**YOUR OBJECTIVE:**
Make an exact copy of the data below, leaving out every picture.

**DATASET ENTRIES:**
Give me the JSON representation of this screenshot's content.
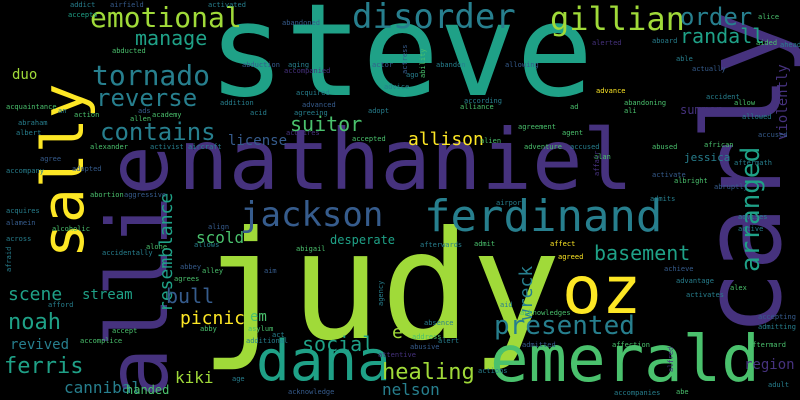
{
  "words": {
    "steve": "steve",
    "judy": "judy",
    "nathaniel": "nathaniel",
    "carly": "carly",
    "allie": "allie",
    "sally": "sally",
    "emerald": "emerald",
    "ferdinand": "ferdinand",
    "dana": "dana",
    "jackson": "jackson",
    "oz": "oz",
    "disorder": "disorder",
    "gillian": "gillian",
    "emotional": "emotional",
    "order": "order",
    "tornado": "tornado",
    "reverse": "reverse",
    "contains": "contains",
    "suitor": "suitor",
    "manage": "manage",
    "randall": "randall",
    "arranged": "arranged",
    "presented": "presented",
    "basement": "basement",
    "wreck": "wreck",
    "allison": "allison",
    "resemblance": "resemblance",
    "noah": "noah",
    "healing": "healing",
    "social": "social",
    "ferris": "ferris",
    "scene": "scene",
    "stream": "stream",
    "bull": "bull",
    "picnic": "picnic",
    "scold": "scold",
    "kiki": "kiki",
    "nelson": "nelson",
    "cannibal": "cannibal",
    "revived": "revived",
    "handed": "handed",
    "license": "license",
    "summon": "summon",
    "jessica": "jessica",
    "region": "region",
    "violently": "violently",
    "duo": "duo",
    "desperate": "desperate",
    "em": "em",
    "e": "e",
    "sm_addict": "addict",
    "sm_airfield": "airfield",
    "sm_accepts": "accepts",
    "sm_activated": "activated",
    "sm_abandoned": "abandoned",
    "sm_abducted": "abducted",
    "sm_abduction": "abduction",
    "sm_aging": "aging",
    "sm_actor": "actor",
    "sm_abandon": "abandon",
    "sm_allowing": "allowing",
    "sm_alerted": "alerted",
    "sm_aboard": "aboard",
    "sm_able": "able",
    "sm_actually": "actually",
    "sm_accident": "accident",
    "sm_allow": "allow",
    "sm_allowed": "allowed",
    "sm_accused": "accused",
    "sm_african": "african",
    "sm_aftermath": "aftermath",
    "sm_abruptly": "abruptly",
    "sm_advises": "advises",
    "sm_active": "active",
    "sm_alan": "alan",
    "sm_activate": "activate",
    "sm_albright": "albright",
    "sm_admits": "admits",
    "sm_affect": "affect",
    "sm_agreed": "agreed",
    "sm_admit": "admit",
    "sm_afterwards": "afterwards",
    "sm_achieve": "achieve",
    "sm_advantage": "advantage",
    "sm_activates": "activates",
    "sm_alex": "alex",
    "sm_accepting": "accepting",
    "sm_admitting": "admitting",
    "sm_aftermard": "aftermard",
    "sm_adult": "adult",
    "sm_abe": "abe",
    "sm_accompanies": "accompanies",
    "sm_admitted": "admitted",
    "sm_affection": "affection",
    "sm_actions": "actions",
    "sm_absence": "absence",
    "sm_acknowledges": "acknowledges",
    "sm_aid": "aid",
    "sm_address": "address",
    "sm_alert": "alert",
    "sm_abusive": "abusive",
    "sm_attentive": "attentive",
    "sm_acknowledge": "acknowledge",
    "sm_asylum": "asylum",
    "sm_act": "act",
    "sm_additional": "additional",
    "sm_abby": "abby",
    "sm_age": "age",
    "sm_accomplice": "accomplice",
    "sm_accept": "accept",
    "sm_afford": "afford",
    "sm_agrees": "agrees",
    "sm_alley": "alley",
    "sm_aim": "aim",
    "sm_alcoholic": "alcoholic",
    "sm_alamein": "alamein",
    "sm_acquires": "acquires",
    "sm_abortion": "abortion",
    "sm_accompany": "accompany",
    "sm_adopted": "adopted",
    "sm_agree": "agree",
    "sm_acquaintance": "acquaintance",
    "sm_abraham": "abraham",
    "sm_albert": "albert",
    "sm_action": "action",
    "sm_an": "an",
    "sm_allen": "allen",
    "sm_alexander": "alexander",
    "sm_activist": "activist",
    "sm_aircraft": "aircraft",
    "sm_ads": "ads",
    "sm_academy": "academy",
    "sm_addition": "addition",
    "sm_acid": "acid",
    "sm_advanced": "advanced",
    "sm_agreeing": "agreeing",
    "sm_acquires2": "acquires",
    "sm_acquired": "acquired",
    "sm_accompanied": "accompanied",
    "sm_adopt": "adopt",
    "sm_advice": "advice",
    "sm_according": "according",
    "sm_alliance": "alliance",
    "sm_ad": "ad",
    "sm_advance": "advance",
    "sm_abandoning": "abandoning",
    "sm_ali": "ali",
    "sm_agreement": "agreement",
    "sm_alien": "alien",
    "sm_accepted": "accepted",
    "sm_adventure": "adventure",
    "sm_agent": "agent",
    "sm_accused2": "accused",
    "sm_abused": "abused",
    "sm_actress": "actress",
    "sm_ability": "ability",
    "sm_abigail": "abigail",
    "sm_airport": "airport",
    "sm_agency": "agency",
    "sm_alone": "alone",
    "sm_ago": "ago",
    "sm_allows": "allows",
    "sm_aggressive": "aggressive",
    "sm_align": "align",
    "sm_afraid": "afraid",
    "sm_aboard2": "across",
    "sm_accidentally": "accidentally",
    "sm_alice": "alice",
    "sm_aided": "aided",
    "sm_ahead": "ahead",
    "sm_alfred": "alfred",
    "sm_affair": "affair",
    "sm_abbey": "abbey"
  },
  "colors": {
    "yellow": "#fde725",
    "lime": "#a0da39",
    "green": "#4ac16d",
    "teal": "#1fa187",
    "cyan": "#277f8e",
    "blue": "#365c8d",
    "indigo": "#46327e",
    "purple": "#440154"
  }
}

**EXERCISE RESULT:**
Give me the JSON representation of this screenshot's content.
{
  "words": {
    "steve": "steve",
    "judy": "judy",
    "nathaniel": "nathaniel",
    "carly": "carly",
    "allie": "allie",
    "sally": "sally",
    "emerald": "emerald",
    "ferdinand": "ferdinand",
    "dana": "dana",
    "jackson": "jackson",
    "oz": "oz",
    "disorder": "disorder",
    "gillian": "gillian",
    "emotional": "emotional",
    "order": "order",
    "tornado": "tornado",
    "reverse": "reverse",
    "contains": "contains",
    "suitor": "suitor",
    "manage": "manage",
    "randall": "randall",
    "arranged": "arranged",
    "presented": "presented",
    "basement": "basement",
    "wreck": "wreck",
    "allison": "allison",
    "resemblance": "resemblance",
    "noah": "noah",
    "healing": "healing",
    "social": "social",
    "ferris": "ferris",
    "scene": "scene",
    "stream": "stream",
    "bull": "bull",
    "picnic": "picnic",
    "scold": "scold",
    "kiki": "kiki",
    "nelson": "nelson",
    "cannibal": "cannibal",
    "revived": "revived",
    "handed": "handed",
    "license": "license",
    "summon": "summon",
    "jessica": "jessica",
    "region": "region",
    "violently": "violently",
    "duo": "duo",
    "desperate": "desperate",
    "em": "em",
    "e": "e",
    "sm_addict": "addict",
    "sm_airfield": "airfield",
    "sm_accepts": "accepts",
    "sm_activated": "activated",
    "sm_abandoned": "abandoned",
    "sm_abducted": "abducted",
    "sm_abduction": "abduction",
    "sm_aging": "aging",
    "sm_actor": "actor",
    "sm_abandon": "abandon",
    "sm_allowing": "allowing",
    "sm_alerted": "alerted",
    "sm_aboard": "aboard",
    "sm_able": "able",
    "sm_actually": "actually",
    "sm_accident": "accident",
    "sm_allow": "allow",
    "sm_allowed": "allowed",
    "sm_accused": "accused",
    "sm_african": "african",
    "sm_aftermath": "aftermath",
    "sm_abruptly": "abruptly",
    "sm_advises": "advises",
    "sm_active": "active",
    "sm_alan": "alan",
    "sm_activate": "activate",
    "sm_albright": "albright",
    "sm_admits": "admits",
    "sm_affect": "affect",
    "sm_agreed": "agreed",
    "sm_admit": "admit",
    "sm_afterwards": "afterwards",
    "sm_achieve": "achieve",
    "sm_advantage": "advantage",
    "sm_activates": "activates",
    "sm_alex": "alex",
    "sm_accepting": "accepting",
    "sm_admitting": "admitting",
    "sm_aftermard": "aftermard",
    "sm_adult": "adult",
    "sm_abe": "abe",
    "sm_accompanies": "accompanies",
    "sm_admitted": "admitted",
    "sm_affection": "affection",
    "sm_actions": "actions",
    "sm_absence": "absence",
    "sm_acknowledges": "acknowledges",
    "sm_aid": "aid",
    "sm_address": "address",
    "sm_alert": "alert",
    "sm_abusive": "abusive",
    "sm_attentive": "attentive",
    "sm_acknowledge": "acknowledge",
    "sm_asylum": "asylum",
    "sm_act": "act",
    "sm_additional": "additional",
    "sm_abby": "abby",
    "sm_age": "age",
    "sm_accomplice": "accomplice",
    "sm_accept": "accept",
    "sm_afford": "afford",
    "sm_agrees": "agrees",
    "sm_alley": "alley",
    "sm_aim": "aim",
    "sm_alcoholic": "alcoholic",
    "sm_alamein": "alamein",
    "sm_acquires": "acquires",
    "sm_abortion": "abortion",
    "sm_accompany": "accompany",
    "sm_adopted": "adopted",
    "sm_agree": "agree",
    "sm_acquaintance": "acquaintance",
    "sm_abraham": "abraham",
    "sm_albert": "albert",
    "sm_action": "action",
    "sm_an": "an",
    "sm_allen": "allen",
    "sm_alexander": "alexander",
    "sm_activist": "activist",
    "sm_aircraft": "aircraft",
    "sm_ads": "ads",
    "sm_academy": "academy",
    "sm_addition": "addition",
    "sm_acid": "acid",
    "sm_advanced": "advanced",
    "sm_agreeing": "agreeing",
    "sm_acquires2": "acquires",
    "sm_acquired": "acquired",
    "sm_accompanied": "accompanied",
    "sm_adopt": "adopt",
    "sm_advice": "advice",
    "sm_according": "according",
    "sm_alliance": "alliance",
    "sm_ad": "ad",
    "sm_advance": "advance",
    "sm_abandoning": "abandoning",
    "sm_ali": "ali",
    "sm_agreement": "agreement",
    "sm_alien": "alien",
    "sm_accepted": "accepted",
    "sm_adventure": "adventure",
    "sm_agent": "agent",
    "sm_accused2": "accused",
    "sm_abused": "abused",
    "sm_actress": "actress",
    "sm_ability": "ability",
    "sm_abigail": "abigail",
    "sm_airport": "airport",
    "sm_agency": "agency",
    "sm_alone": "alone",
    "sm_ago": "ago",
    "sm_allows": "allows",
    "sm_aggressive": "aggressive",
    "sm_align": "align",
    "sm_afraid": "afraid",
    "sm_aboard2": "across",
    "sm_accidentally": "accidentally",
    "sm_alice": "alice",
    "sm_aided": "aided",
    "sm_ahead": "ahead",
    "sm_alfred": "alfred",
    "sm_affair": "affair",
    "sm_abbey": "abbey"
  },
  "colors": {
    "yellow": "#fde725",
    "lime": "#a0da39",
    "green": "#4ac16d",
    "teal": "#1fa187",
    "cyan": "#277f8e",
    "blue": "#365c8d",
    "indigo": "#46327e",
    "purple": "#440154"
  }
}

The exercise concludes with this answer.